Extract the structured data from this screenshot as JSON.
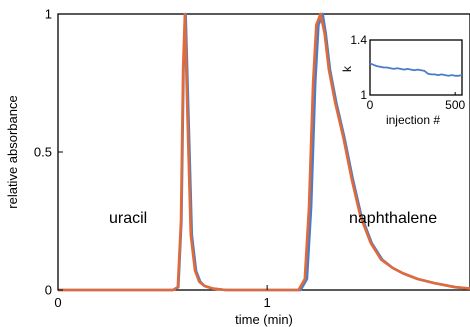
{
  "chart_data": [
    {
      "type": "line",
      "title": "",
      "xlabel": "time (min)",
      "ylabel": "relative absorbance",
      "xlim": [
        0,
        1.97
      ],
      "ylim": [
        0,
        1
      ],
      "x_ticks": [
        {
          "value": 0,
          "label": "0"
        },
        {
          "value": 1,
          "label": "1"
        }
      ],
      "y_ticks": [
        {
          "value": 0,
          "label": "0"
        },
        {
          "value": 0.5,
          "label": "0.5"
        },
        {
          "value": 1,
          "label": "1"
        }
      ],
      "grid": false,
      "series_colors": [
        "#4a7dc9",
        "#e06a3a"
      ],
      "annotations": [
        {
          "text": "uracil",
          "x": 0.3,
          "y": 0.25
        },
        {
          "text": "naphthalene",
          "x": 1.86,
          "y": 0.25
        }
      ],
      "series": [
        {
          "color": "#4a7dc9",
          "x": [
            0,
            0.55,
            0.575,
            0.59,
            0.6,
            0.61,
            0.625,
            0.64,
            0.66,
            0.68,
            0.7,
            0.74,
            0.8,
            0.9,
            1.0,
            1.1,
            1.16,
            1.19,
            1.21,
            1.23,
            1.245,
            1.265,
            1.28,
            1.3,
            1.33,
            1.37,
            1.41,
            1.45,
            1.5,
            1.55,
            1.6,
            1.65,
            1.72,
            1.8,
            1.9,
            1.97
          ],
          "y": [
            0,
            0,
            0.01,
            0.25,
            0.8,
            1.0,
            0.6,
            0.2,
            0.07,
            0.03,
            0.015,
            0.005,
            0,
            0,
            0,
            0,
            0,
            0.04,
            0.3,
            0.75,
            0.96,
            1.0,
            0.93,
            0.8,
            0.68,
            0.55,
            0.4,
            0.27,
            0.17,
            0.11,
            0.08,
            0.06,
            0.04,
            0.025,
            0.01,
            0.005
          ]
        },
        {
          "color": "#e06a3a",
          "x": [
            0,
            0.55,
            0.573,
            0.588,
            0.598,
            0.607,
            0.62,
            0.635,
            0.655,
            0.675,
            0.7,
            0.74,
            0.8,
            0.9,
            1.0,
            1.1,
            1.15,
            1.18,
            1.2,
            1.22,
            1.235,
            1.255,
            1.275,
            1.295,
            1.325,
            1.365,
            1.405,
            1.445,
            1.495,
            1.545,
            1.6,
            1.65,
            1.72,
            1.8,
            1.9,
            1.97
          ],
          "y": [
            0,
            0,
            0.01,
            0.25,
            0.8,
            1.0,
            0.6,
            0.2,
            0.07,
            0.03,
            0.015,
            0.005,
            0,
            0,
            0,
            0,
            0,
            0.04,
            0.3,
            0.75,
            0.96,
            1.0,
            0.93,
            0.8,
            0.68,
            0.55,
            0.4,
            0.27,
            0.17,
            0.11,
            0.08,
            0.06,
            0.04,
            0.025,
            0.01,
            0.005
          ]
        }
      ]
    },
    {
      "type": "line",
      "title": "",
      "xlabel": "injection #",
      "ylabel": "k",
      "xlim": [
        0,
        540
      ],
      "ylim": [
        1,
        1.4
      ],
      "x_ticks": [
        {
          "value": 0,
          "label": "0"
        },
        {
          "value": 500,
          "label": "500"
        }
      ],
      "y_ticks": [
        {
          "value": 1,
          "label": "1"
        },
        {
          "value": 1.4,
          "label": "1.4"
        }
      ],
      "grid": false,
      "series": [
        {
          "color": "#4a7dc9",
          "x": [
            0,
            20,
            40,
            60,
            80,
            100,
            120,
            140,
            160,
            180,
            200,
            220,
            240,
            260,
            280,
            300,
            320,
            340,
            360,
            380,
            400,
            420,
            440,
            460,
            480,
            500,
            520,
            540
          ],
          "y": [
            1.23,
            1.22,
            1.21,
            1.205,
            1.2,
            1.2,
            1.195,
            1.19,
            1.195,
            1.19,
            1.185,
            1.19,
            1.185,
            1.18,
            1.185,
            1.18,
            1.175,
            1.155,
            1.15,
            1.15,
            1.145,
            1.15,
            1.145,
            1.14,
            1.145,
            1.14,
            1.14,
            1.145
          ]
        }
      ]
    }
  ]
}
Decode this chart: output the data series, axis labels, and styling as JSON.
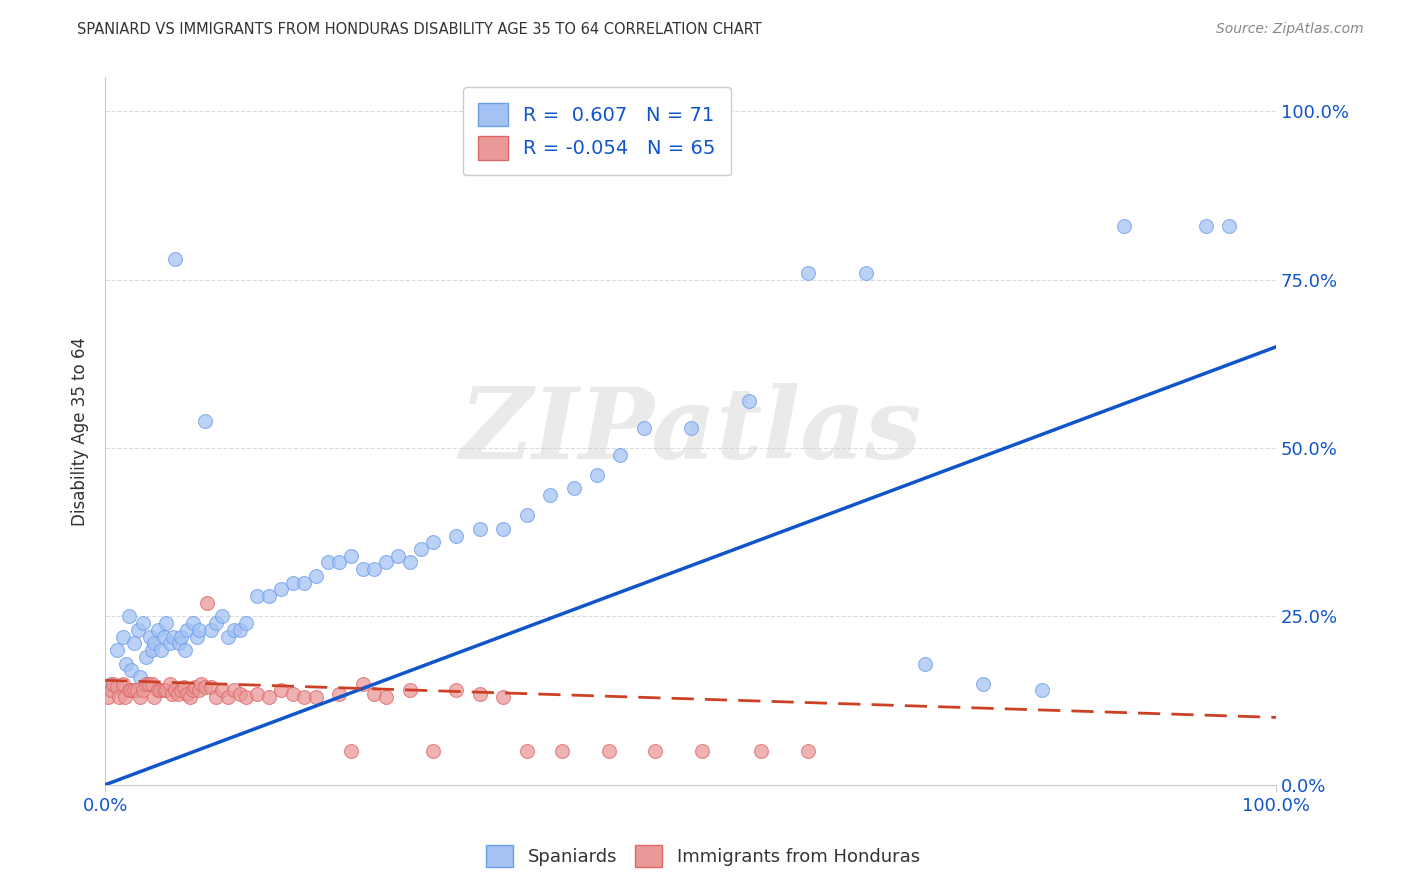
{
  "title": "SPANIARD VS IMMIGRANTS FROM HONDURAS DISABILITY AGE 35 TO 64 CORRELATION CHART",
  "source": "Source: ZipAtlas.com",
  "ylabel": "Disability Age 35 to 64",
  "ytick_labels": [
    "0.0%",
    "25.0%",
    "50.0%",
    "75.0%",
    "100.0%"
  ],
  "ytick_values": [
    0.0,
    0.25,
    0.5,
    0.75,
    1.0
  ],
  "xlim": [
    0.0,
    1.0
  ],
  "ylim": [
    0.0,
    1.05
  ],
  "blue_scatter_color": "#a4c2f4",
  "blue_edge_color": "#6d9eeb",
  "pink_scatter_color": "#ea9999",
  "pink_edge_color": "#e06666",
  "blue_line_color": "#1155cc",
  "pink_line_color": "#cc4125",
  "R_blue": 0.607,
  "N_blue": 71,
  "R_pink": -0.054,
  "N_pink": 65,
  "watermark": "ZIPatlas",
  "legend_label_blue": "Spaniards",
  "legend_label_pink": "Immigrants from Honduras",
  "blue_line_x": [
    0.0,
    1.0
  ],
  "blue_line_y": [
    0.0,
    0.65
  ],
  "pink_line_x": [
    0.0,
    1.0
  ],
  "pink_line_y": [
    0.155,
    0.1
  ],
  "blue_x": [
    0.005,
    0.01,
    0.015,
    0.018,
    0.02,
    0.022,
    0.025,
    0.028,
    0.03,
    0.032,
    0.035,
    0.038,
    0.04,
    0.042,
    0.045,
    0.048,
    0.05,
    0.052,
    0.055,
    0.058,
    0.06,
    0.063,
    0.065,
    0.068,
    0.07,
    0.075,
    0.078,
    0.08,
    0.085,
    0.09,
    0.095,
    0.1,
    0.105,
    0.11,
    0.115,
    0.12,
    0.13,
    0.14,
    0.15,
    0.16,
    0.17,
    0.18,
    0.19,
    0.2,
    0.21,
    0.22,
    0.23,
    0.24,
    0.25,
    0.26,
    0.27,
    0.28,
    0.3,
    0.32,
    0.34,
    0.36,
    0.38,
    0.4,
    0.42,
    0.44,
    0.46,
    0.5,
    0.55,
    0.6,
    0.65,
    0.7,
    0.75,
    0.8,
    0.87,
    0.94,
    0.96
  ],
  "blue_y": [
    0.15,
    0.2,
    0.22,
    0.18,
    0.25,
    0.17,
    0.21,
    0.23,
    0.16,
    0.24,
    0.19,
    0.22,
    0.2,
    0.21,
    0.23,
    0.2,
    0.22,
    0.24,
    0.21,
    0.22,
    0.78,
    0.21,
    0.22,
    0.2,
    0.23,
    0.24,
    0.22,
    0.23,
    0.54,
    0.23,
    0.24,
    0.25,
    0.22,
    0.23,
    0.23,
    0.24,
    0.28,
    0.28,
    0.29,
    0.3,
    0.3,
    0.31,
    0.33,
    0.33,
    0.34,
    0.32,
    0.32,
    0.33,
    0.34,
    0.33,
    0.35,
    0.36,
    0.37,
    0.38,
    0.38,
    0.4,
    0.43,
    0.44,
    0.46,
    0.49,
    0.53,
    0.53,
    0.57,
    0.76,
    0.76,
    0.18,
    0.15,
    0.14,
    0.83,
    0.83,
    0.83
  ],
  "pink_x": [
    0.002,
    0.005,
    0.007,
    0.01,
    0.012,
    0.015,
    0.017,
    0.02,
    0.022,
    0.025,
    0.027,
    0.03,
    0.032,
    0.035,
    0.037,
    0.04,
    0.042,
    0.045,
    0.047,
    0.05,
    0.052,
    0.055,
    0.057,
    0.06,
    0.062,
    0.065,
    0.067,
    0.07,
    0.072,
    0.075,
    0.077,
    0.08,
    0.082,
    0.085,
    0.087,
    0.09,
    0.095,
    0.1,
    0.105,
    0.11,
    0.115,
    0.12,
    0.13,
    0.14,
    0.15,
    0.16,
    0.17,
    0.18,
    0.2,
    0.21,
    0.22,
    0.23,
    0.24,
    0.26,
    0.28,
    0.3,
    0.32,
    0.34,
    0.36,
    0.39,
    0.43,
    0.47,
    0.51,
    0.56,
    0.6
  ],
  "pink_y": [
    0.13,
    0.14,
    0.15,
    0.145,
    0.13,
    0.15,
    0.13,
    0.14,
    0.14,
    0.14,
    0.14,
    0.13,
    0.14,
    0.15,
    0.15,
    0.15,
    0.13,
    0.14,
    0.14,
    0.14,
    0.14,
    0.15,
    0.135,
    0.14,
    0.135,
    0.14,
    0.145,
    0.135,
    0.13,
    0.14,
    0.145,
    0.14,
    0.15,
    0.145,
    0.27,
    0.145,
    0.13,
    0.14,
    0.13,
    0.14,
    0.135,
    0.13,
    0.135,
    0.13,
    0.14,
    0.135,
    0.13,
    0.13,
    0.135,
    0.05,
    0.15,
    0.135,
    0.13,
    0.14,
    0.05,
    0.14,
    0.135,
    0.13,
    0.05,
    0.05,
    0.05,
    0.05,
    0.05,
    0.05,
    0.05
  ]
}
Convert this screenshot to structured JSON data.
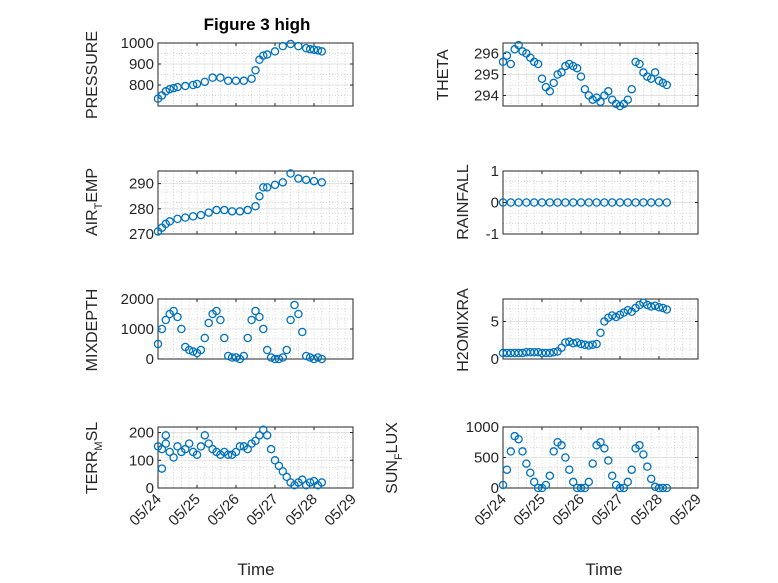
{
  "figure": {
    "title": "Figure 3 high",
    "marker_color": "#0072BD"
  },
  "x_ticks": [
    "05/24",
    "05/25",
    "05/26",
    "05/27",
    "05/28",
    "05/29"
  ],
  "chart_data": [
    {
      "type": "scatter",
      "title": "Figure 3 high",
      "ylabel": "PRESSURE",
      "ylim": [
        700,
        1000
      ],
      "yticks": [
        800,
        900,
        1000
      ],
      "x": [
        0.0,
        0.1,
        0.2,
        0.3,
        0.4,
        0.5,
        0.7,
        0.9,
        1.0,
        1.2,
        1.4,
        1.6,
        1.8,
        2.0,
        2.2,
        2.4,
        2.5,
        2.6,
        2.7,
        2.8,
        3.0,
        3.2,
        3.4,
        3.6,
        3.8,
        3.9,
        4.0,
        4.1,
        4.2
      ],
      "y": [
        735,
        750,
        770,
        780,
        785,
        790,
        795,
        800,
        805,
        815,
        835,
        835,
        820,
        820,
        820,
        830,
        870,
        920,
        940,
        945,
        960,
        985,
        995,
        985,
        975,
        970,
        968,
        965,
        960
      ]
    },
    {
      "type": "scatter",
      "ylabel": "THETA",
      "ylim": [
        293.5,
        296.5
      ],
      "yticks": [
        294,
        295,
        296
      ],
      "x": [
        0.0,
        0.1,
        0.2,
        0.3,
        0.4,
        0.5,
        0.6,
        0.7,
        0.8,
        0.9,
        1.0,
        1.1,
        1.2,
        1.3,
        1.4,
        1.5,
        1.6,
        1.7,
        1.8,
        1.9,
        2.0,
        2.1,
        2.2,
        2.3,
        2.4,
        2.5,
        2.6,
        2.7,
        2.8,
        2.9,
        3.0,
        3.1,
        3.2,
        3.3,
        3.4,
        3.5,
        3.6,
        3.7,
        3.8,
        3.9,
        4.0,
        4.1,
        4.2
      ],
      "y": [
        295.6,
        295.9,
        295.5,
        296.2,
        296.4,
        296.1,
        296.0,
        295.8,
        295.6,
        295.5,
        294.8,
        294.4,
        294.2,
        294.6,
        295.0,
        295.1,
        295.4,
        295.5,
        295.4,
        295.3,
        294.9,
        294.3,
        294.0,
        293.8,
        293.9,
        293.7,
        294.0,
        294.2,
        293.8,
        293.6,
        293.5,
        293.6,
        293.8,
        294.3,
        295.6,
        295.5,
        295.1,
        294.9,
        294.8,
        295.1,
        294.7,
        294.6,
        294.5
      ]
    },
    {
      "type": "scatter",
      "ylabel": "AIR_TEMP",
      "ylim": [
        270,
        295
      ],
      "yticks": [
        270,
        280,
        290
      ],
      "x": [
        0.0,
        0.1,
        0.2,
        0.3,
        0.5,
        0.7,
        0.9,
        1.1,
        1.3,
        1.5,
        1.7,
        1.9,
        2.1,
        2.3,
        2.5,
        2.6,
        2.7,
        2.8,
        3.0,
        3.2,
        3.4,
        3.6,
        3.8,
        4.0,
        4.2
      ],
      "y": [
        271,
        272.5,
        274,
        275,
        276,
        276.5,
        277,
        277.5,
        278.5,
        279.5,
        279.5,
        279,
        279,
        279.5,
        281,
        285,
        288.5,
        288.5,
        289.5,
        290.5,
        294,
        292,
        291.5,
        291,
        290.5
      ]
    },
    {
      "type": "scatter",
      "ylabel": "RAINFALL",
      "ylim": [
        -1,
        1
      ],
      "yticks": [
        -1,
        0,
        1
      ],
      "x": [
        0.0,
        0.2,
        0.4,
        0.6,
        0.8,
        1.0,
        1.2,
        1.4,
        1.6,
        1.8,
        2.0,
        2.2,
        2.4,
        2.6,
        2.8,
        3.0,
        3.2,
        3.4,
        3.6,
        3.8,
        4.0,
        4.2
      ],
      "y": [
        0,
        0,
        0,
        0,
        0,
        0,
        0,
        0,
        0,
        0,
        0,
        0,
        0,
        0,
        0,
        0,
        0,
        0,
        0,
        0,
        0,
        0
      ]
    },
    {
      "type": "scatter",
      "ylabel": "MIXDEPTH",
      "ylim": [
        0,
        2000
      ],
      "yticks": [
        0,
        1000,
        2000
      ],
      "x": [
        0.0,
        0.1,
        0.2,
        0.3,
        0.4,
        0.5,
        0.6,
        0.7,
        0.8,
        0.9,
        1.0,
        1.1,
        1.2,
        1.3,
        1.4,
        1.5,
        1.6,
        1.7,
        1.8,
        1.9,
        2.0,
        2.1,
        2.2,
        2.3,
        2.4,
        2.5,
        2.6,
        2.7,
        2.8,
        2.9,
        3.0,
        3.1,
        3.2,
        3.3,
        3.4,
        3.5,
        3.6,
        3.7,
        3.8,
        3.9,
        4.0,
        4.1,
        4.2
      ],
      "y": [
        500,
        1000,
        1300,
        1500,
        1600,
        1400,
        1000,
        400,
        300,
        250,
        200,
        300,
        700,
        1200,
        1500,
        1600,
        1300,
        700,
        100,
        50,
        50,
        0,
        100,
        700,
        1300,
        1600,
        1400,
        1000,
        300,
        50,
        0,
        0,
        50,
        300,
        1300,
        1800,
        1500,
        900,
        100,
        50,
        0,
        50,
        0
      ]
    },
    {
      "type": "scatter",
      "ylabel": "H2OMIXRA",
      "ylim": [
        0,
        8
      ],
      "yticks": [
        0,
        5
      ],
      "x": [
        0.0,
        0.1,
        0.2,
        0.3,
        0.4,
        0.5,
        0.6,
        0.7,
        0.8,
        0.9,
        1.0,
        1.1,
        1.2,
        1.3,
        1.4,
        1.5,
        1.6,
        1.7,
        1.8,
        1.9,
        2.0,
        2.1,
        2.2,
        2.3,
        2.4,
        2.5,
        2.6,
        2.7,
        2.8,
        2.9,
        3.0,
        3.1,
        3.2,
        3.3,
        3.4,
        3.5,
        3.6,
        3.7,
        3.8,
        3.9,
        4.0,
        4.1,
        4.2
      ],
      "y": [
        0.8,
        0.8,
        0.8,
        0.8,
        0.8,
        0.8,
        0.9,
        0.9,
        0.9,
        0.9,
        0.8,
        0.8,
        0.8,
        0.9,
        1.0,
        1.5,
        2.2,
        2.3,
        2.1,
        2.2,
        2.0,
        1.9,
        1.8,
        1.9,
        2.0,
        3.5,
        5.0,
        5.5,
        5.8,
        5.6,
        5.9,
        6.2,
        6.5,
        6.3,
        6.8,
        7.2,
        7.5,
        7.2,
        7.0,
        7.1,
        6.9,
        6.8,
        6.6
      ]
    },
    {
      "type": "scatter",
      "ylabel": "TERR_MSL",
      "ylim": [
        0,
        220
      ],
      "yticks": [
        0,
        100,
        200
      ],
      "x": [
        0.0,
        0.1,
        0.2,
        0.3,
        0.4,
        0.5,
        0.6,
        0.7,
        0.8,
        0.9,
        1.0,
        1.1,
        1.2,
        1.3,
        1.4,
        1.5,
        1.6,
        1.7,
        1.8,
        1.9,
        2.0,
        2.1,
        2.2,
        2.3,
        2.4,
        2.5,
        2.6,
        2.7,
        2.8,
        2.9,
        3.0,
        3.1,
        3.2,
        3.3,
        3.4,
        3.5,
        3.6,
        3.7,
        3.8,
        3.9,
        4.0,
        4.1,
        4.2,
        0.1,
        0.2
      ],
      "y": [
        150,
        140,
        160,
        130,
        110,
        150,
        130,
        140,
        160,
        130,
        120,
        150,
        190,
        160,
        140,
        130,
        120,
        130,
        120,
        120,
        130,
        150,
        150,
        140,
        160,
        170,
        190,
        210,
        190,
        140,
        100,
        80,
        60,
        40,
        20,
        10,
        20,
        30,
        10,
        20,
        25,
        10,
        20,
        70,
        190
      ]
    },
    {
      "type": "scatter",
      "ylabel": "SUN_FLUX",
      "ylim": [
        0,
        1000
      ],
      "yticks": [
        0,
        500,
        1000
      ],
      "x": [
        0.0,
        0.1,
        0.2,
        0.3,
        0.4,
        0.5,
        0.6,
        0.7,
        0.8,
        0.9,
        1.0,
        1.1,
        1.2,
        1.3,
        1.4,
        1.5,
        1.6,
        1.7,
        1.8,
        1.9,
        2.0,
        2.1,
        2.2,
        2.3,
        2.4,
        2.5,
        2.6,
        2.7,
        2.8,
        2.9,
        3.0,
        3.1,
        3.2,
        3.3,
        3.4,
        3.5,
        3.6,
        3.7,
        3.8,
        3.9,
        4.0,
        4.1,
        4.2
      ],
      "y": [
        50,
        300,
        600,
        850,
        800,
        600,
        400,
        250,
        100,
        0,
        0,
        50,
        200,
        600,
        750,
        700,
        500,
        300,
        100,
        0,
        0,
        0,
        100,
        400,
        700,
        750,
        650,
        450,
        200,
        50,
        0,
        0,
        100,
        300,
        650,
        700,
        550,
        350,
        150,
        20,
        0,
        0,
        0
      ]
    }
  ],
  "panel_labels": {
    "pressure": "PRESSURE",
    "theta": "THETA",
    "air_temp_main": "AIR",
    "air_temp_sub": "T",
    "air_temp_tail": "EMP",
    "rainfall": "RAINFALL",
    "mixdepth": "MIXDEPTH",
    "h2omixra": "H2OMIXRA",
    "terr_main": "TERR",
    "terr_sub": "M",
    "terr_tail": "SL",
    "sun_main": "SUN",
    "sun_sub": "F",
    "sun_tail": "LUX"
  },
  "xlabel": "Time"
}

---------------

> _Exercise objective_
Pull out all lines of the data with the string "structured".

> _Solved exercise_
Extract the structured data from this screenshot as JSON.
Convert this screenshot to structured JSON data.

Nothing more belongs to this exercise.